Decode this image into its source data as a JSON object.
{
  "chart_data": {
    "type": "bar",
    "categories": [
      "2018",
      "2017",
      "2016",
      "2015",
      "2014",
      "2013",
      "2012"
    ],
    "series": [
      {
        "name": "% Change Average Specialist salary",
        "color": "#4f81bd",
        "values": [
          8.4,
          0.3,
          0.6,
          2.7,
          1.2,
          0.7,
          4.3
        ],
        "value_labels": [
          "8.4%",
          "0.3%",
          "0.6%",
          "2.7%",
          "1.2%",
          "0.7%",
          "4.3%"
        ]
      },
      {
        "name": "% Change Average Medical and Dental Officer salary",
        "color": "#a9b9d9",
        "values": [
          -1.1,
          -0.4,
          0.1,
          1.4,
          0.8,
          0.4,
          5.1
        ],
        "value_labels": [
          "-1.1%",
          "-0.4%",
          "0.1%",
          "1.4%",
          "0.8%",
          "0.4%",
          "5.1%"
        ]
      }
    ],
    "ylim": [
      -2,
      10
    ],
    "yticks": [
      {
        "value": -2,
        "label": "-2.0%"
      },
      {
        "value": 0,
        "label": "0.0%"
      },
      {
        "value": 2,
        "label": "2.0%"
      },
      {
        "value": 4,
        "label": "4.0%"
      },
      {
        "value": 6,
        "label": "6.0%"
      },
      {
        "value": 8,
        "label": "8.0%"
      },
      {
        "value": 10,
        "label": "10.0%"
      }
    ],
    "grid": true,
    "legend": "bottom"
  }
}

────────

== Given request ==
Give the listing above again, word for word.

== Exercise answer ==
Decode this image into its source data as a JSON object.
{
  "chart_data": {
    "type": "bar",
    "categories": [
      "2018",
      "2017",
      "2016",
      "2015",
      "2014",
      "2013",
      "2012"
    ],
    "series": [
      {
        "name": "% Change Average Specialist salary",
        "color": "#4f81bd",
        "values": [
          8.4,
          0.3,
          0.6,
          2.7,
          1.2,
          0.7,
          4.3
        ],
        "value_labels": [
          "8.4%",
          "0.3%",
          "0.6%",
          "2.7%",
          "1.2%",
          "0.7%",
          "4.3%"
        ]
      },
      {
        "name": "% Change Average Medical and Dental Officer salary",
        "color": "#a9b9d9",
        "values": [
          -1.1,
          -0.4,
          0.1,
          1.4,
          0.8,
          0.4,
          5.1
        ],
        "value_labels": [
          "-1.1%",
          "-0.4%",
          "0.1%",
          "1.4%",
          "0.8%",
          "0.4%",
          "5.1%"
        ]
      }
    ],
    "ylim": [
      -2,
      10
    ],
    "yticks": [
      {
        "value": -2,
        "label": "-2.0%"
      },
      {
        "value": 0,
        "label": "0.0%"
      },
      {
        "value": 2,
        "label": "2.0%"
      },
      {
        "value": 4,
        "label": "4.0%"
      },
      {
        "value": 6,
        "label": "6.0%"
      },
      {
        "value": 8,
        "label": "8.0%"
      },
      {
        "value": 10,
        "label": "10.0%"
      }
    ],
    "grid": true,
    "legend": "bottom"
  }
}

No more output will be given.